▶ _DATA IN THIS EXERCISE_:
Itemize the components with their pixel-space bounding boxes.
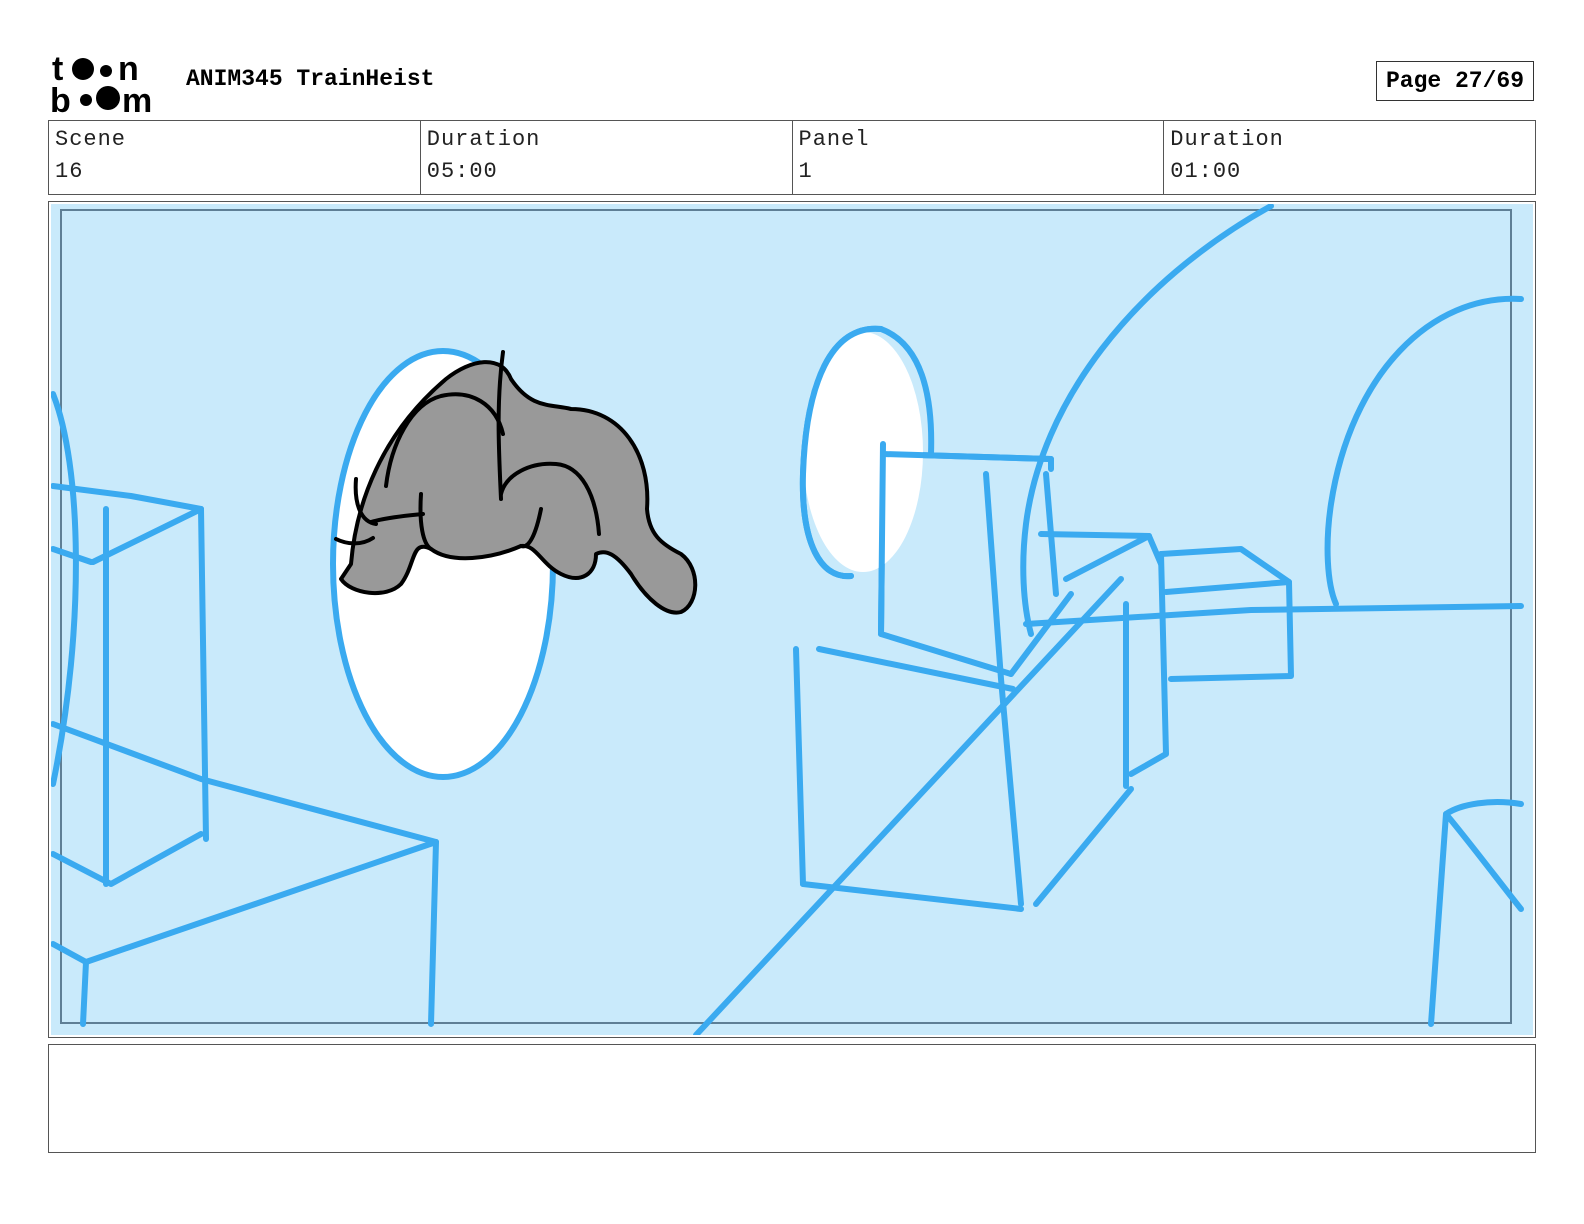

==

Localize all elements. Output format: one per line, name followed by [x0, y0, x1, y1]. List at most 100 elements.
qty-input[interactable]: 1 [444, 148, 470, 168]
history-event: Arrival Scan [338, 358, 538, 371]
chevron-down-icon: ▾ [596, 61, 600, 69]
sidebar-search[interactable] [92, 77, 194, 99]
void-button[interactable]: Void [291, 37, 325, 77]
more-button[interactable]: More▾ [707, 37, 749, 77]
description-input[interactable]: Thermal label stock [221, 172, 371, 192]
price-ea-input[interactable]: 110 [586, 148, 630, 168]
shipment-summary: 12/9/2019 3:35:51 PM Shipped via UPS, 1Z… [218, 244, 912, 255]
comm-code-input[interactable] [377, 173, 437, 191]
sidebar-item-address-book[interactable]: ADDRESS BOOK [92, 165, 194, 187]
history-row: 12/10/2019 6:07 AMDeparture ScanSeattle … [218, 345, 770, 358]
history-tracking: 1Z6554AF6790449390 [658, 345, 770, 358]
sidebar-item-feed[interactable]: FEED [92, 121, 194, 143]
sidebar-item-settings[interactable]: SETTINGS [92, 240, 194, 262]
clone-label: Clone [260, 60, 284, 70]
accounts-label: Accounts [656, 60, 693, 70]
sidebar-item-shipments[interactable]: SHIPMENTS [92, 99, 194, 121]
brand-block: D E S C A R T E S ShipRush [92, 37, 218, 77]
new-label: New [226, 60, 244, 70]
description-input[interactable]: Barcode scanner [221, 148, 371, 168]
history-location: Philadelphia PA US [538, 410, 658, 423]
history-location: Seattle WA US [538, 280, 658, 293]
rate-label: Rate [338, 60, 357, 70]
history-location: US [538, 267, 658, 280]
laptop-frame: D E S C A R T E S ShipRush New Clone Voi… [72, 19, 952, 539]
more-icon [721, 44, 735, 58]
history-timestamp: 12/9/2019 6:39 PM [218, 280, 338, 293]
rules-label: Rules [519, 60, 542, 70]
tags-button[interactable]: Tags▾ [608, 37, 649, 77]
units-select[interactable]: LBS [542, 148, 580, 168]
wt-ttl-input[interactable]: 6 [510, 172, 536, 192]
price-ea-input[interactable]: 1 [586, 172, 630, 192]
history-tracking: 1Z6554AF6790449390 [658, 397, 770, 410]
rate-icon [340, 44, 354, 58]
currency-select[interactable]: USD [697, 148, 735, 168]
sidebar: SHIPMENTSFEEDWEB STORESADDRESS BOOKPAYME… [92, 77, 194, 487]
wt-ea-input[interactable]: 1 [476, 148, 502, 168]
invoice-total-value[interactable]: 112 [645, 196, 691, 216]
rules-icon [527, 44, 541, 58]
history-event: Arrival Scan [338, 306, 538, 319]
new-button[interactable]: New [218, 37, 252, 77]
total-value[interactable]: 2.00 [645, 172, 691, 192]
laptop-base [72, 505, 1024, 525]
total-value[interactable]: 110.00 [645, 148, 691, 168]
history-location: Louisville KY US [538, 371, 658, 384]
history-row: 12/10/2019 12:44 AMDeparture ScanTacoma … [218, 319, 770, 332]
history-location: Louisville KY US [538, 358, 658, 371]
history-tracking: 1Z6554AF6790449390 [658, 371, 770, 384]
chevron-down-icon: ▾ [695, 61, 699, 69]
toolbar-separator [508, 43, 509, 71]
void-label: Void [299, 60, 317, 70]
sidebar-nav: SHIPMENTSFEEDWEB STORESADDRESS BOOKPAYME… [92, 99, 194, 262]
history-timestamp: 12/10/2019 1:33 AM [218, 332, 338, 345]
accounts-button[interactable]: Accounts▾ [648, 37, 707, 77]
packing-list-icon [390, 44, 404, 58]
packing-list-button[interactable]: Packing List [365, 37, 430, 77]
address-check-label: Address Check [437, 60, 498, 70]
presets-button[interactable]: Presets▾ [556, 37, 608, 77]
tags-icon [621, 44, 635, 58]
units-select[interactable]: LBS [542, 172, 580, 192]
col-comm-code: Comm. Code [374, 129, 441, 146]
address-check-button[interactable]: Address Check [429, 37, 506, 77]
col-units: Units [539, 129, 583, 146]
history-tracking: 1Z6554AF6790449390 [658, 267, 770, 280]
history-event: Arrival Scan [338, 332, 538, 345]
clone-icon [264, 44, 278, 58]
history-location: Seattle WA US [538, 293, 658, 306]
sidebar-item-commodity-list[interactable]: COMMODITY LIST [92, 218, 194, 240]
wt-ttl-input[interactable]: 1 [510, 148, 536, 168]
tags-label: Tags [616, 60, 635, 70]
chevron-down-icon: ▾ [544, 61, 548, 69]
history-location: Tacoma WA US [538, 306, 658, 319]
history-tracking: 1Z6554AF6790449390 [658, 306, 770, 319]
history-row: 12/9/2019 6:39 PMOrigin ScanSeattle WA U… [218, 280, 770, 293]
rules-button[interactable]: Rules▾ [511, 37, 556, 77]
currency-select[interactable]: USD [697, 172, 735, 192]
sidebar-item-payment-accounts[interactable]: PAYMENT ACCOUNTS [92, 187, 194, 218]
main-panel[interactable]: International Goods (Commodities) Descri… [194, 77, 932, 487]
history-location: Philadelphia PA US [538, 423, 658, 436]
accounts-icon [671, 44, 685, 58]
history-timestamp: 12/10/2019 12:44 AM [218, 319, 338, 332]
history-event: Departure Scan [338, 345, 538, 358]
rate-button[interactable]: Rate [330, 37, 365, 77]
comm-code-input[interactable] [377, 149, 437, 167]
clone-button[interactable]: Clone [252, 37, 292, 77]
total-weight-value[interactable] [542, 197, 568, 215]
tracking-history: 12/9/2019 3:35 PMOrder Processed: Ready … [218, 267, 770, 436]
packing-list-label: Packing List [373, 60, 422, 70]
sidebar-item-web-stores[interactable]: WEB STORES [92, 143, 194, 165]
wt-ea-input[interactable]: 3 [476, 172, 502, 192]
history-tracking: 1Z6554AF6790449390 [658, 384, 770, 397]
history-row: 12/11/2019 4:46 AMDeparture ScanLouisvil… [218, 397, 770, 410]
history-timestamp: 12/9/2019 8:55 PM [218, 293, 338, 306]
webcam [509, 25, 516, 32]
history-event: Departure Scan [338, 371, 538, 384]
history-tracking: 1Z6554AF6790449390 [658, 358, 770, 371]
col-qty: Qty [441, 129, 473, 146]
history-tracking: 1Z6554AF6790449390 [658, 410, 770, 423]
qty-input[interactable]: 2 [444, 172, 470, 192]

▶ _EXERCISE REQUIREMENTS_: Reproduce the listing lines verbatim, starting at the line containing "Localize all elements." and ending at the line containing "units-select[interactable]: LBS [542, 148, 580, 168]".

▶ _IN RESPONSE_:
Localize all elements. Output format: one per line, name followed by [x0, y0, x1, y1]. List at most 100 elements.
qty-input[interactable]: 1 [444, 148, 470, 168]
history-event: Arrival Scan [338, 358, 538, 371]
chevron-down-icon: ▾ [596, 61, 600, 69]
sidebar-search[interactable] [92, 77, 194, 99]
void-button[interactable]: Void [291, 37, 325, 77]
more-button[interactable]: More▾ [707, 37, 749, 77]
description-input[interactable]: Thermal label stock [221, 172, 371, 192]
price-ea-input[interactable]: 110 [586, 148, 630, 168]
shipment-summary: 12/9/2019 3:35:51 PM Shipped via UPS, 1Z… [218, 244, 912, 255]
comm-code-input[interactable] [377, 173, 437, 191]
sidebar-item-address-book[interactable]: ADDRESS BOOK [92, 165, 194, 187]
history-row: 12/10/2019 6:07 AMDeparture ScanSeattle … [218, 345, 770, 358]
history-tracking: 1Z6554AF6790449390 [658, 345, 770, 358]
sidebar-item-feed[interactable]: FEED [92, 121, 194, 143]
sidebar-item-settings[interactable]: SETTINGS [92, 240, 194, 262]
clone-label: Clone [260, 60, 284, 70]
accounts-label: Accounts [656, 60, 693, 70]
sidebar-item-shipments[interactable]: SHIPMENTS [92, 99, 194, 121]
brand-block: D E S C A R T E S ShipRush [92, 37, 218, 77]
new-label: New [226, 60, 244, 70]
description-input[interactable]: Barcode scanner [221, 148, 371, 168]
history-location: Philadelphia PA US [538, 410, 658, 423]
history-location: Seattle WA US [538, 280, 658, 293]
rate-label: Rate [338, 60, 357, 70]
history-location: US [538, 267, 658, 280]
laptop-frame: D E S C A R T E S ShipRush New Clone Voi… [72, 19, 952, 539]
more-icon [721, 44, 735, 58]
history-timestamp: 12/9/2019 6:39 PM [218, 280, 338, 293]
rules-label: Rules [519, 60, 542, 70]
tags-button[interactable]: Tags▾ [608, 37, 649, 77]
units-select[interactable]: LBS [542, 148, 580, 168]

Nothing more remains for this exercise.